Stored records
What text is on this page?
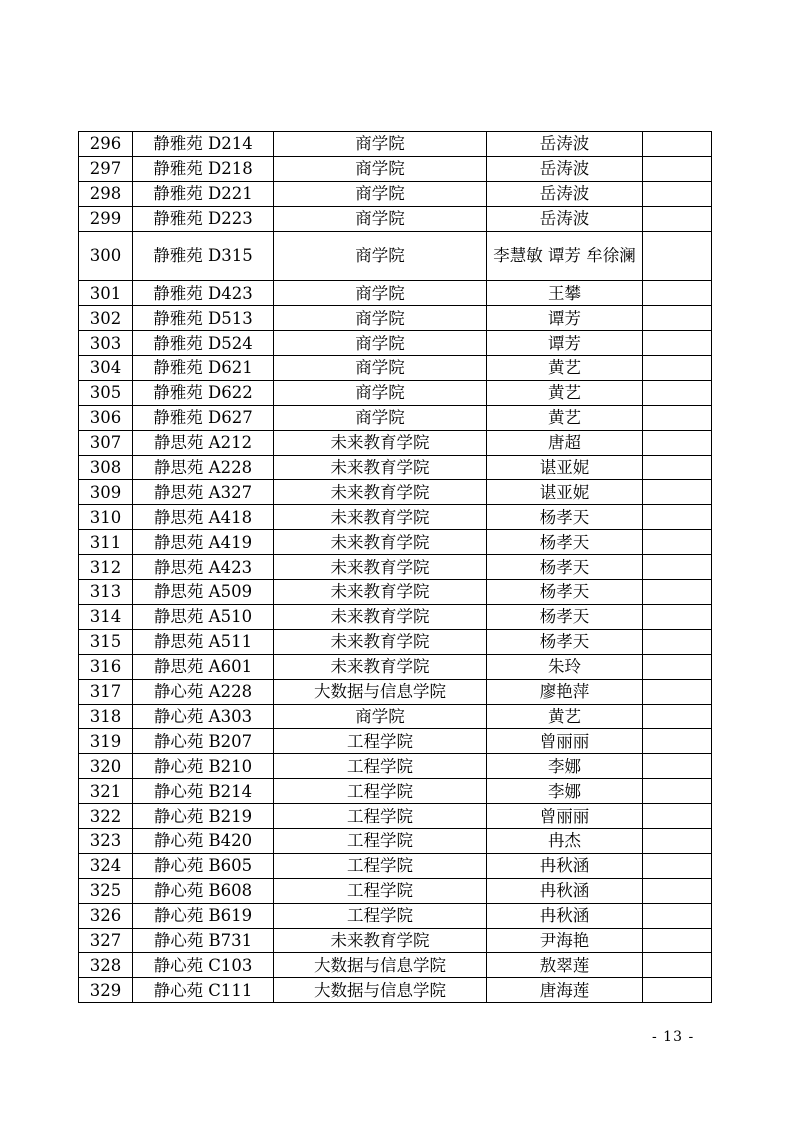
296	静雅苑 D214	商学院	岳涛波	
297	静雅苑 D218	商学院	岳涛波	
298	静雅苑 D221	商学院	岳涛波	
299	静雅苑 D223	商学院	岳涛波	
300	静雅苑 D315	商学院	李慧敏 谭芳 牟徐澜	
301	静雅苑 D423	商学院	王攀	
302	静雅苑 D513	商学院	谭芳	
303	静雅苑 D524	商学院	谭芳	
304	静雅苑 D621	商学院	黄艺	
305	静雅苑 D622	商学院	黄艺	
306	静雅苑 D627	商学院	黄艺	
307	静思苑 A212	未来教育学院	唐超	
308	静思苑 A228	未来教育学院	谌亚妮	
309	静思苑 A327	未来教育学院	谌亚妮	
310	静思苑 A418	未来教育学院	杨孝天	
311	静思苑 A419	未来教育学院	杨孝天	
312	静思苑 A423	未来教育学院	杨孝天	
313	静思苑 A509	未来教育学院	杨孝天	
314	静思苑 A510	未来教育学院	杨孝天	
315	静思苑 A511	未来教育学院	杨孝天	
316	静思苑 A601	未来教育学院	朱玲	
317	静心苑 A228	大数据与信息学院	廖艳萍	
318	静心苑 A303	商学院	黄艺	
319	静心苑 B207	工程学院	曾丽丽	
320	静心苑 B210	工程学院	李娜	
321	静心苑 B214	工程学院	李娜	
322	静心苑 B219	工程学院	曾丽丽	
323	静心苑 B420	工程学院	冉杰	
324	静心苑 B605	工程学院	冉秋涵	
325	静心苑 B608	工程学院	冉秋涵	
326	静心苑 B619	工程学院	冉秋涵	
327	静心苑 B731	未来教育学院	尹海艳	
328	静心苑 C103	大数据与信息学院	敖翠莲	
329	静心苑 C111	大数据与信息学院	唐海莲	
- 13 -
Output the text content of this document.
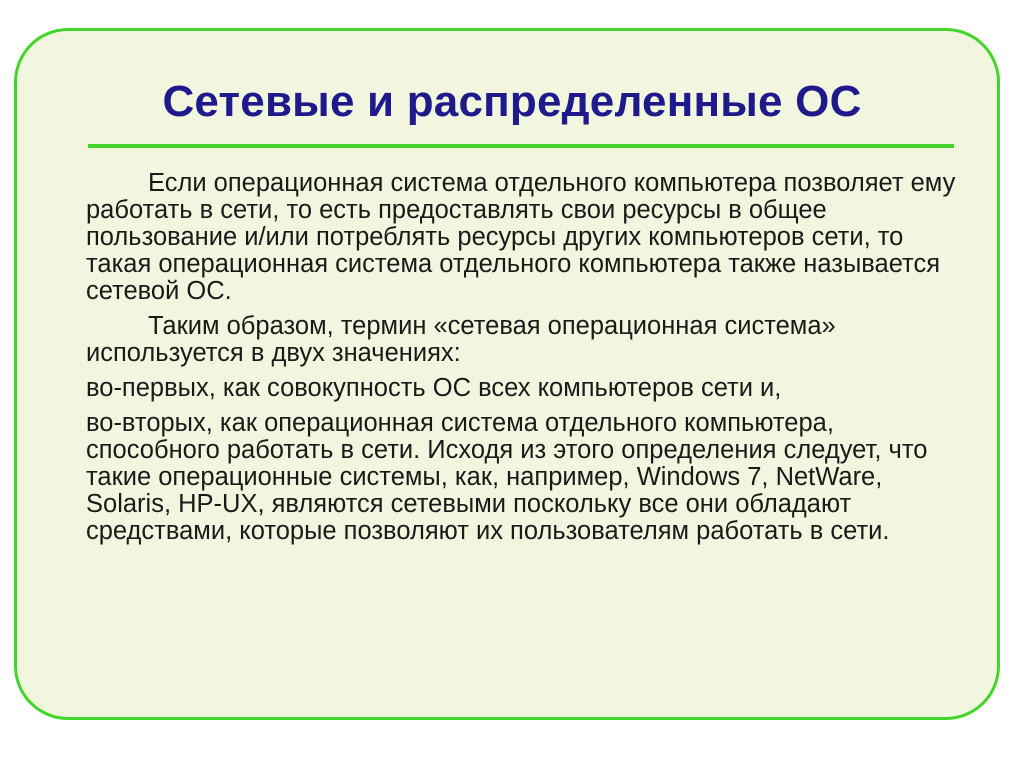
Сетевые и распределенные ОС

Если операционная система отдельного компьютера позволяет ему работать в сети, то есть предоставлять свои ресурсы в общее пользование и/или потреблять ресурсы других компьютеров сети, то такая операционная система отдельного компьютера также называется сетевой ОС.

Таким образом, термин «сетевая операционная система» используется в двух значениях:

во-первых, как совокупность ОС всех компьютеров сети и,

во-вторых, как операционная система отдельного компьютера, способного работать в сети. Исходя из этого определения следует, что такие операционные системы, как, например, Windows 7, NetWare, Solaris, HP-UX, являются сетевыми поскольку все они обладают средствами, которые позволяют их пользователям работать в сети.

> WHAT YOU WILL DO: Every record above should be written out again exactly; the pictures stay out of the copy.

> THE ANSWER:
What text is on this page?
296	静雅苑 D214	商学院	岳涛波	
297	静雅苑 D218	商学院	岳涛波	
298	静雅苑 D221	商学院	岳涛波	
299	静雅苑 D223	商学院	岳涛波	
300	静雅苑 D315	商学院	李慧敏 谭芳 牟徐澜	
301	静雅苑 D423	商学院	王攀	
302	静雅苑 D513	商学院	谭芳	
303	静雅苑 D524	商学院	谭芳	
304	静雅苑 D621	商学院	黄艺	
305	静雅苑 D622	商学院	黄艺	
306	静雅苑 D627	商学院	黄艺	
307	静思苑 A212	未来教育学院	唐超	
308	静思苑 A228	未来教育学院	谌亚妮	
309	静思苑 A327	未来教育学院	谌亚妮	
310	静思苑 A418	未来教育学院	杨孝天	
311	静思苑 A419	未来教育学院	杨孝天	
312	静思苑 A423	未来教育学院	杨孝天	
313	静思苑 A509	未来教育学院	杨孝天	
314	静思苑 A510	未来教育学院	杨孝天	
315	静思苑 A511	未来教育学院	杨孝天	
316	静思苑 A601	未来教育学院	朱玲	
317	静心苑 A228	大数据与信息学院	廖艳萍	
318	静心苑 A303	商学院	黄艺	
319	静心苑 B207	工程学院	曾丽丽	
320	静心苑 B210	工程学院	李娜	
321	静心苑 B214	工程学院	李娜	
322	静心苑 B219	工程学院	曾丽丽	
323	静心苑 B420	工程学院	冉杰	
324	静心苑 B605	工程学院	冉秋涵	
325	静心苑 B608	工程学院	冉秋涵	
326	静心苑 B619	工程学院	冉秋涵	
327	静心苑 B731	未来教育学院	尹海艳	
328	静心苑 C103	大数据与信息学院	敖翠莲	
329	静心苑 C111	大数据与信息学院	唐海莲	
- 13 -
Output the text content of this document.
Сетевые и распределенные ОС

Если операционная система отдельного компьютера позволяет ему работать в сети, то есть предоставлять свои ресурсы в общее пользование и/или потреблять ресурсы других компьютеров сети, то такая операционная система отдельного компьютера также называется сетевой ОС.

Таким образом, термин «сетевая операционная система» используется в двух значениях:

во-первых, как совокупность ОС всех компьютеров сети и,

во-вторых, как операционная система отдельного компьютера, способного работать в сети. Исходя из этого определения следует, что такие операционные системы, как, например, Windows 7, NetWare, Solaris, HP-UX, являются сетевыми поскольку все они обладают средствами, которые позволяют их пользователям работать в сети.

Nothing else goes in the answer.